EXTRACTED ENTRIES =>

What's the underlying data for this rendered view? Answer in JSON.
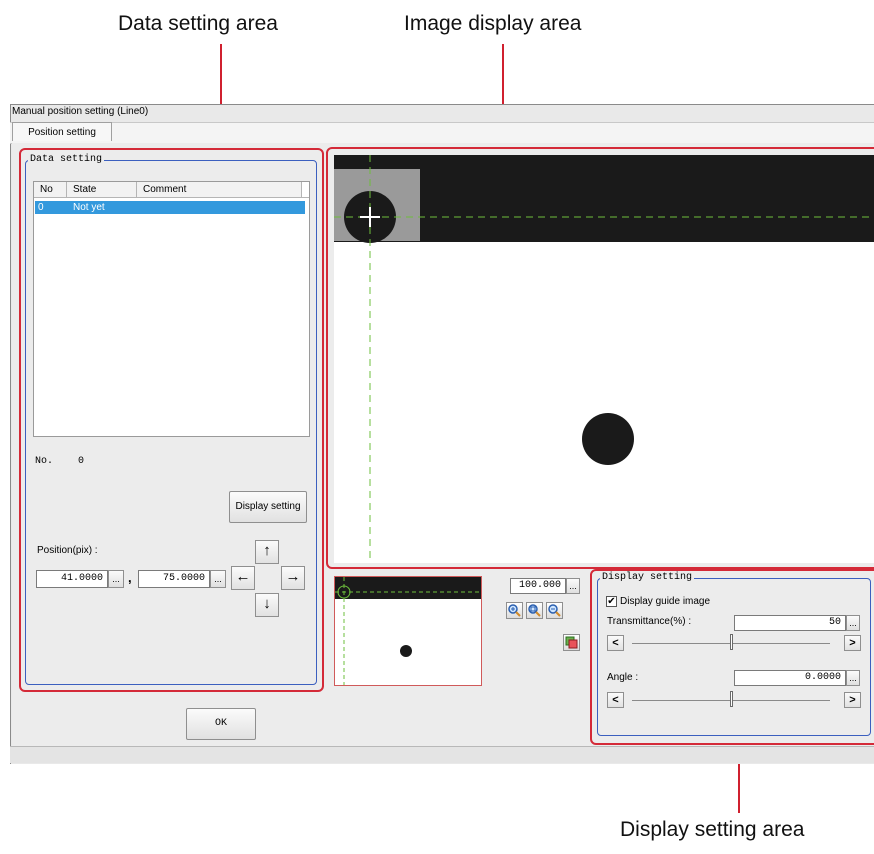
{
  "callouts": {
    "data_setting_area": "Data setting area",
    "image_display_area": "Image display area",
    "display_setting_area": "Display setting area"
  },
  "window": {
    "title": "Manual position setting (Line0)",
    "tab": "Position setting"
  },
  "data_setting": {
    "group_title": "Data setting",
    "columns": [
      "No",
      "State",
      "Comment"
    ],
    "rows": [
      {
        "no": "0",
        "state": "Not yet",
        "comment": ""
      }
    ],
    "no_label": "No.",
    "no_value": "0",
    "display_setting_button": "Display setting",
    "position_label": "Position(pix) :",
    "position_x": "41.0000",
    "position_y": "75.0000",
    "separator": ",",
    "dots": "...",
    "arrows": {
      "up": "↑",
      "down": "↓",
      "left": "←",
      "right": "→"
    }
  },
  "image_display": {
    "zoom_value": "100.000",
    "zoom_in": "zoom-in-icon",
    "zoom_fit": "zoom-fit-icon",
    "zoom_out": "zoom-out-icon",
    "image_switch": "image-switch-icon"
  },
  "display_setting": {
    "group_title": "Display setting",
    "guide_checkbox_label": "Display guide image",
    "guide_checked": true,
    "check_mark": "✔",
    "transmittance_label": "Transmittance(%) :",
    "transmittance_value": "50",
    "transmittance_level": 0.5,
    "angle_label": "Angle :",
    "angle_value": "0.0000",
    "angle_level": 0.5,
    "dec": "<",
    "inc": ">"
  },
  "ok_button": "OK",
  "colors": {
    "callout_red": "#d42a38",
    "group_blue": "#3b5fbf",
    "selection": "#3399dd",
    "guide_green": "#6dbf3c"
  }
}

CHALLENGE => Repeat the data exactly, dropping every picture it holds.

THE SOLUTION =>
What's the underlying data for this rendered view? Answer in JSON.
{
  "callouts": {
    "data_setting_area": "Data setting area",
    "image_display_area": "Image display area",
    "display_setting_area": "Display setting area"
  },
  "window": {
    "title": "Manual position setting (Line0)",
    "tab": "Position setting"
  },
  "data_setting": {
    "group_title": "Data setting",
    "columns": [
      "No",
      "State",
      "Comment"
    ],
    "rows": [
      {
        "no": "0",
        "state": "Not yet",
        "comment": ""
      }
    ],
    "no_label": "No.",
    "no_value": "0",
    "display_setting_button": "Display setting",
    "position_label": "Position(pix) :",
    "position_x": "41.0000",
    "position_y": "75.0000",
    "separator": ",",
    "dots": "...",
    "arrows": {
      "up": "↑",
      "down": "↓",
      "left": "←",
      "right": "→"
    }
  },
  "image_display": {
    "zoom_value": "100.000",
    "zoom_in": "zoom-in-icon",
    "zoom_fit": "zoom-fit-icon",
    "zoom_out": "zoom-out-icon",
    "image_switch": "image-switch-icon"
  },
  "display_setting": {
    "group_title": "Display setting",
    "guide_checkbox_label": "Display guide image",
    "guide_checked": true,
    "check_mark": "✔",
    "transmittance_label": "Transmittance(%) :",
    "transmittance_value": "50",
    "transmittance_level": 0.5,
    "angle_label": "Angle :",
    "angle_value": "0.0000",
    "angle_level": 0.5,
    "dec": "<",
    "inc": ">"
  },
  "ok_button": "OK",
  "colors": {
    "callout_red": "#d42a38",
    "group_blue": "#3b5fbf",
    "selection": "#3399dd",
    "guide_green": "#6dbf3c"
  }
}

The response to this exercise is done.